─── STUDY TEXT ───

Dates are not numbers.  You have to consider them to be an intrinsic date type, even if the environment handles them internally as floating point numbers.  It's easy to get into the habit of adding 1.0 to datetime variable to increment the time by one day. SQL Server will happily let you do so, and so do many programming languages.  Oddly enough, Sybase Adaptive Server Anywhere wont let you treat datetime values as numbers, they force you to do it the right way.

The problem is how each environment anchors that numeric value to the actual calendar.  What day is day 0?   It depends on what created that value.  For SQL Server, the number 0 corresponds to 1900-01-01 00:00:00.  In the Delphi programming environment that we do a lot of work in, 0 works out to be 1899-12-30 00:00 (a Saturday for those keeping score).  If you pass in a datetime as numeric, when you query it back out of SQL Server, it's going to two days ahead of from your original date.

The 1899 date was define by Microsoft when they defined their OLE Automation data types.  The .NET runtime uses 0001-01-01 as it's starting point.  Those are not the only ways datetime can be encoded.  Raymond Chen did a decent round up on his blog.

The way we usually pass in datetime variables in non-parameterized INSERT statements is to encode the datetime variable as a string in the standard SQL-92 format (yyyy-mm-dd hh:mm:ss).

Tuesday, August 01, 2006

Hidden gotcha in FreeAndNil()

Time to go memory leak hunting in my service. I'm using AutomatedQA's AQTime 4, a really cool tool. I've used it's profiling features in the past, but not the memory leak detection. Since Delphi frees up your allocated memory when you exit the app and/or service, it's too easy to get sloppy and not free up singleton types of objects. Well, that makes it harder to find actual memory leaks as AQTime is going to flag everything that wasn't explicitly freed up as a leak. And that will lower the s/n ratio to make the too to hard to use.

So I'm pounding through the code and making sure that everything gets created, gets freed. Great fun, I recommend it for the entire family. I'm starting the service (actually the app version of service, but that's another posting), then exiting it after it initiatizes. That way I can clear out all of the obvious suspects and then turn my attention to the serious memory leaks.

So I'm in the middle of doing this, when one of the objects that I am now explicitly freeing is now blowing up when I free it. And not in a good way. This object, let's call him Fredo (not really the name), owns a few accessory objects (call them Phil and Reuben). In Fredo's destructor, Fredo is destroying Phil & Reuben. In Phil's destructor, Phil references another object belonging to Fredo and blows up because Fredo has gone fishing and doesn't exist anymore.

It took a while to figure out what was going on. You see Fredo wasn't actually fishing, Fredo was still around. Phil was accessing Fredo through a global variable (bad legacy code) because Fredo was a singleton. The variable that reference Fredo had been set to nil, even though Fredo was still in existence.

It took a while, but I figured where and how I had broken Fredo. The code that I had added to destroy Fredo looked like this:
FreeAndNil(Fredo);

The FreeAndNil() procedure was added back around Delphi 3 or so. You pass in an object reference, it free's that object and sets the reference to nil. Horse and buggy thinking for the managed code set, but useful in non-managed versions of Delphi. The problem was that FreeAndNil doesn't exactly work that way. Let's take a quick peek at that code:

procedure FreeAndNil(var Obj);
var
Temp: TObject;
begin
Temp := TObject(Obj);
Pointer(Obj) := nil;
Temp.Free;
end;

It's setting the variable to nil before it free's it. It's not how it's documented and it caused my code to fail. There's nothing wrong with how FreeAndNil is coded, by setting the variable to nil first, other objects can check to see if it still exists and not try to access that object while it's being destroyed. I just would preferred that the documentation more accurately described the actual functionality.

───

> [QUESTIONS]:
a) Answer these questions from the blog excerpt:
(i) In SQL Server, what date and time does the number 0 correspond to?
(ii) What does the .NET runtime use as its starting point?
(iii) Which tool does the author use for memory leak hunting?
b) Decide whether each statement agrees with the blog excerpt. Answer yes or no and quote the words that settle it.
(i) Sybase Adaptive Server Anywhere lets you treat datetime values as numbers.
(ii) FreeAndNil sets the variable to nil before it frees the object.
(iii) The author believes FreeAndNil is coded incorrectly.
c) List every starting date for a numeric datetime value that the blog excerpt gives, and pair each one with the environment it belongs to.
Rely only on the blog excerpt for your answers.

─── RECORDS SUPPLIED ───

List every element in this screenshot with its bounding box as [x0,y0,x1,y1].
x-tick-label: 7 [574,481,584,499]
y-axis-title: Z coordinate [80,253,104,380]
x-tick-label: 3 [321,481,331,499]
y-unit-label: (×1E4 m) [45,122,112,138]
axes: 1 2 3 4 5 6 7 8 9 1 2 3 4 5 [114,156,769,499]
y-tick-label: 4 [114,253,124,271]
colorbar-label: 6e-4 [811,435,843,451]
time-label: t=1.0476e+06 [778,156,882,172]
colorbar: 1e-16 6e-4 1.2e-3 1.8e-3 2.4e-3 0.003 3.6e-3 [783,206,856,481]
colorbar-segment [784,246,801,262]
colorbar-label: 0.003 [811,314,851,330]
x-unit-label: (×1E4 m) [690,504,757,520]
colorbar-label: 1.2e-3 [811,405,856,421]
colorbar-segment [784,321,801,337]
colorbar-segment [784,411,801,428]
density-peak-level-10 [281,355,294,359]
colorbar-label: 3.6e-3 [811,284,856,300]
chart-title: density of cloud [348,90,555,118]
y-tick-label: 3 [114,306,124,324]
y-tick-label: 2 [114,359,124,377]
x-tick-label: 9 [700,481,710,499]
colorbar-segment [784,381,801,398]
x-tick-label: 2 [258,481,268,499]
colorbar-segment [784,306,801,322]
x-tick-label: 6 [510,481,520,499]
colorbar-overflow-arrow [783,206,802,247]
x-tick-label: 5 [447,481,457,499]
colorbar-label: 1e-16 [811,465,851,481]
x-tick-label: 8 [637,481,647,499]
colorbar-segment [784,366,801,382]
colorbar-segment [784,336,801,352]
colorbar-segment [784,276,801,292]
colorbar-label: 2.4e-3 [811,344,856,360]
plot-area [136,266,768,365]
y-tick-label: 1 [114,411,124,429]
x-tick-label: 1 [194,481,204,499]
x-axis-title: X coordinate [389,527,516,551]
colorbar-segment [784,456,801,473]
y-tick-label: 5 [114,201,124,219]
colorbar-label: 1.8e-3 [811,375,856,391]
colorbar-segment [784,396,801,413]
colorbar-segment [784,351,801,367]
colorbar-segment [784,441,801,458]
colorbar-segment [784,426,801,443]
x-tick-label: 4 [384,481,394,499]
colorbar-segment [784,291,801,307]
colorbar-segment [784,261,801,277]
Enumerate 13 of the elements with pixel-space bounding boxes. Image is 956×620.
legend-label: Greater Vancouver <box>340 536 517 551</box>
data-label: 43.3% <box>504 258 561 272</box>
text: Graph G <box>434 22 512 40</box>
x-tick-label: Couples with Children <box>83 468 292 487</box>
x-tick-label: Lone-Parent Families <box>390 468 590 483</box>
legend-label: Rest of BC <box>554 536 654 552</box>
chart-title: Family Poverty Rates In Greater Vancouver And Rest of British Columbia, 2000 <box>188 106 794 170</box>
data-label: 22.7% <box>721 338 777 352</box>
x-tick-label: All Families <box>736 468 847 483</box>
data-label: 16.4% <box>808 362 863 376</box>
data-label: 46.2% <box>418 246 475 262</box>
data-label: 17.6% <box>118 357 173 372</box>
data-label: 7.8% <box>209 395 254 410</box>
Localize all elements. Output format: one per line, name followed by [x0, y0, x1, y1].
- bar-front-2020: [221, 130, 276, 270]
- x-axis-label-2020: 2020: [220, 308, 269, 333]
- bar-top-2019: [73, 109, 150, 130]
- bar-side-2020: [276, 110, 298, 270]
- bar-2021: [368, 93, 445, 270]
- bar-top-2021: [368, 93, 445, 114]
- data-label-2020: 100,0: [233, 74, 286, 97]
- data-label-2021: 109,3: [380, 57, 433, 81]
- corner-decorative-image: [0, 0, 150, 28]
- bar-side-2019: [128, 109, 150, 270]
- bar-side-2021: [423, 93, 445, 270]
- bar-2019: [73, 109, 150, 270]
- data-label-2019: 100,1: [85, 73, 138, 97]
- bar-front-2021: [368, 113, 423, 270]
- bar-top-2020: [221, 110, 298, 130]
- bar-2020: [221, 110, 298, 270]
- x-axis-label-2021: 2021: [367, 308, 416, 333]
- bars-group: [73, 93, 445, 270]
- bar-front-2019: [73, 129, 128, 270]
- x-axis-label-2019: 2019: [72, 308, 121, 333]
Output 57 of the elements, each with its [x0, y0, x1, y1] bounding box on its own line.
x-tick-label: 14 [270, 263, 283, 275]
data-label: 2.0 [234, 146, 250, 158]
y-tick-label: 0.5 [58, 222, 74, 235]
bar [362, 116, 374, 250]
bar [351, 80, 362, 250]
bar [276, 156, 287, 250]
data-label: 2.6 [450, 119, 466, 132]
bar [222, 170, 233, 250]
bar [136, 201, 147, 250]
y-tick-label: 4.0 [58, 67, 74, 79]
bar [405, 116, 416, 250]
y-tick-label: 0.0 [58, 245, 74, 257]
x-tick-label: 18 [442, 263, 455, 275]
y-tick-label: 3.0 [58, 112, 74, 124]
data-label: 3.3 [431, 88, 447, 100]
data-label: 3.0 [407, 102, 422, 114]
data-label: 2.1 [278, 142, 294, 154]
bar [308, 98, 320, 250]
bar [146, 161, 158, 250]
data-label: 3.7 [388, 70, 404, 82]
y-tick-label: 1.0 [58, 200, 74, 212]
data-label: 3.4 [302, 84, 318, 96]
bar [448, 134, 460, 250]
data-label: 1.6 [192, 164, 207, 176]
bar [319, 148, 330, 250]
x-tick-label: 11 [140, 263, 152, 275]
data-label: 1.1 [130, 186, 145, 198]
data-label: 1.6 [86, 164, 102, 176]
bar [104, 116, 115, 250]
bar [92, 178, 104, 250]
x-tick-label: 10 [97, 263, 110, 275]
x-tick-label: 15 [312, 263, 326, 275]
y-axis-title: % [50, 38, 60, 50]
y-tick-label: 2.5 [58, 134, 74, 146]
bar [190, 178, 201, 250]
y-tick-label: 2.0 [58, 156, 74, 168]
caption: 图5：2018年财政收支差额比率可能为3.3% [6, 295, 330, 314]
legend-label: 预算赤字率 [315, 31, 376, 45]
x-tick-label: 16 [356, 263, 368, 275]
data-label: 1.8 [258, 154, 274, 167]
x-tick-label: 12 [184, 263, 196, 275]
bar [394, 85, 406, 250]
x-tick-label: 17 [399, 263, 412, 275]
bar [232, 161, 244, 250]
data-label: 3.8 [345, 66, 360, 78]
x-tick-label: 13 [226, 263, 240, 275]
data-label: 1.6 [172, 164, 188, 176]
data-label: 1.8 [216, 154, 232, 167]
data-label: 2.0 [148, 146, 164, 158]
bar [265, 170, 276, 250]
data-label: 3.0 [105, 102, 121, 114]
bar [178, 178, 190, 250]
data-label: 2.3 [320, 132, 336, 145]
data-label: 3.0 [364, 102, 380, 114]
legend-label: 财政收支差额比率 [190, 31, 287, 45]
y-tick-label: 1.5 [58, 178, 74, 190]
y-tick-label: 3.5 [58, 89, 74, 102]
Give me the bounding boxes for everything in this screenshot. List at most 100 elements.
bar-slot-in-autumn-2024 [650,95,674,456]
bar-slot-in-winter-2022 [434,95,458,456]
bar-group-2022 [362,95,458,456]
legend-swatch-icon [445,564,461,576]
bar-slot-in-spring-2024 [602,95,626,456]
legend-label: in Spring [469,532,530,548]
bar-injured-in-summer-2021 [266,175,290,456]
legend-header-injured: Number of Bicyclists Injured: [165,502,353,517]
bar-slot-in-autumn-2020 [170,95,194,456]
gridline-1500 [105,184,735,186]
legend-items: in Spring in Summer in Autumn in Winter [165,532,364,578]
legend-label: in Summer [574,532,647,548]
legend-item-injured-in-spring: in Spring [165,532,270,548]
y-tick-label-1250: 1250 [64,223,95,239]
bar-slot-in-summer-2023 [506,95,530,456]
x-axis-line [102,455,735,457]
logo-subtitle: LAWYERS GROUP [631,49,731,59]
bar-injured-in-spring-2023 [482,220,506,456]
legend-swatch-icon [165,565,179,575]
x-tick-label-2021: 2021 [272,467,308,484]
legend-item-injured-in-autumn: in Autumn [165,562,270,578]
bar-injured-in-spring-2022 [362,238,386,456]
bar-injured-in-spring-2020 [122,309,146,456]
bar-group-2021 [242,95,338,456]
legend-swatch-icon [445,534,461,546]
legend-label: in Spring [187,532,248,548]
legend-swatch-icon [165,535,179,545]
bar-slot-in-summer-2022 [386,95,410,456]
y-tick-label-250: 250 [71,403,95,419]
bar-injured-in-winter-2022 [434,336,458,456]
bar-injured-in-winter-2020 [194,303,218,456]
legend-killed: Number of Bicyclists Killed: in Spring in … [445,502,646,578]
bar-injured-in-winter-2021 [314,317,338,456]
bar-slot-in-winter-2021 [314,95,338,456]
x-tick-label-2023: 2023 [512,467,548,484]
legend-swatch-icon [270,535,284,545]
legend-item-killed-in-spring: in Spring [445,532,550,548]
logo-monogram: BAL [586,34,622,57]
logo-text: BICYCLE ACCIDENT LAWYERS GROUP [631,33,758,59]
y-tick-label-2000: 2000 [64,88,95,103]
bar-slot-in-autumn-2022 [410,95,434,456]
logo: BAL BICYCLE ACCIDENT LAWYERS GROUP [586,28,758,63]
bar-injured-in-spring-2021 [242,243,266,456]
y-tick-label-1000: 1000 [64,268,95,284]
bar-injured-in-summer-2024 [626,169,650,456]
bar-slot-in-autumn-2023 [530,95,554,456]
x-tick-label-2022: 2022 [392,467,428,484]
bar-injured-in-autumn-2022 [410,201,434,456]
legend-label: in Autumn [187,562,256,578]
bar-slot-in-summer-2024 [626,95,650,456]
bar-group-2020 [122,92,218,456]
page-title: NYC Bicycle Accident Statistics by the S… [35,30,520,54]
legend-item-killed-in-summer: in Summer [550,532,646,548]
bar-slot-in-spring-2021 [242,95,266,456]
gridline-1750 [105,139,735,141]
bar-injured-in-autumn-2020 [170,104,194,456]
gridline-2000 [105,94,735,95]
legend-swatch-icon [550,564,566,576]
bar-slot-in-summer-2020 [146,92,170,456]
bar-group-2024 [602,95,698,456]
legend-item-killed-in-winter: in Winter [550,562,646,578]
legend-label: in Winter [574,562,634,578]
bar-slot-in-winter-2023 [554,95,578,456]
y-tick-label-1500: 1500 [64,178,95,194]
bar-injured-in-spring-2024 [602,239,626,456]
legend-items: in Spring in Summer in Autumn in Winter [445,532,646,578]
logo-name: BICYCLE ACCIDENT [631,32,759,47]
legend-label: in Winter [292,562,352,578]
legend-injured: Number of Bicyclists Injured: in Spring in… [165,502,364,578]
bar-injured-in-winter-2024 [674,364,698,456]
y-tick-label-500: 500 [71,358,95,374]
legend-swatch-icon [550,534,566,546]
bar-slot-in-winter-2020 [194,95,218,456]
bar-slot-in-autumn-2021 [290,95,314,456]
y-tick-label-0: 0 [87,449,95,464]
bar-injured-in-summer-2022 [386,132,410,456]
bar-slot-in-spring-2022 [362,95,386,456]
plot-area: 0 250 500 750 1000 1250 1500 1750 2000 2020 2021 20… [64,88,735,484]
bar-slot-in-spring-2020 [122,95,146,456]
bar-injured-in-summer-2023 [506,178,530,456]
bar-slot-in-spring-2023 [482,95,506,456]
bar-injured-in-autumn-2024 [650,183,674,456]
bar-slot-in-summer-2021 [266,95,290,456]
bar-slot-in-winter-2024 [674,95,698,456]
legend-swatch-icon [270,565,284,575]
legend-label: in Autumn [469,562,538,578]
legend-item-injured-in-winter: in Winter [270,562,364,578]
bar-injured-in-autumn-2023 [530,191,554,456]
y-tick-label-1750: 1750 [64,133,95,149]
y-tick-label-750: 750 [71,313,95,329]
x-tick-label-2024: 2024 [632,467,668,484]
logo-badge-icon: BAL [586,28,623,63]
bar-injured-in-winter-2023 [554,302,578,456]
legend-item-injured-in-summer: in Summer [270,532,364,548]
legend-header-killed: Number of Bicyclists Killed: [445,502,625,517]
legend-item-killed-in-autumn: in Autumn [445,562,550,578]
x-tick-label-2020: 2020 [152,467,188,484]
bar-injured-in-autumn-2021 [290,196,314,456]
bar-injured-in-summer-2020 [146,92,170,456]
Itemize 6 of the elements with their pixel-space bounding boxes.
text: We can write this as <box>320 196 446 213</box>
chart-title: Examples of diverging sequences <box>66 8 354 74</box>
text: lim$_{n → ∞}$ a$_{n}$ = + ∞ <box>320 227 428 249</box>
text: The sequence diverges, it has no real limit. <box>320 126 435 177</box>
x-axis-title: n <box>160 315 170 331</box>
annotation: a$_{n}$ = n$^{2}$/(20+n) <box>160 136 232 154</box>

───

> [SOLUTION LIST]:
a)
(i) 1900-01-01 00:00:00
(ii) 0001-01-01
(iii) AutomatedQA's AQTime 4

b)
(i) No: "Sybase Adaptive Server Anywhere wont let you treat datetime values as numbers"
(ii) Yes: "It's setting the variable to nil before it free's it."
(iii) No: "There's nothing wrong with how FreeAndNil is coded"

c)
SQL Server: 1900-01-01 00:00:00
Delphi (a date defined by Microsoft for its OLE Automation data types): 1899-12-30 00:00
.NET runtime: 0001-01-01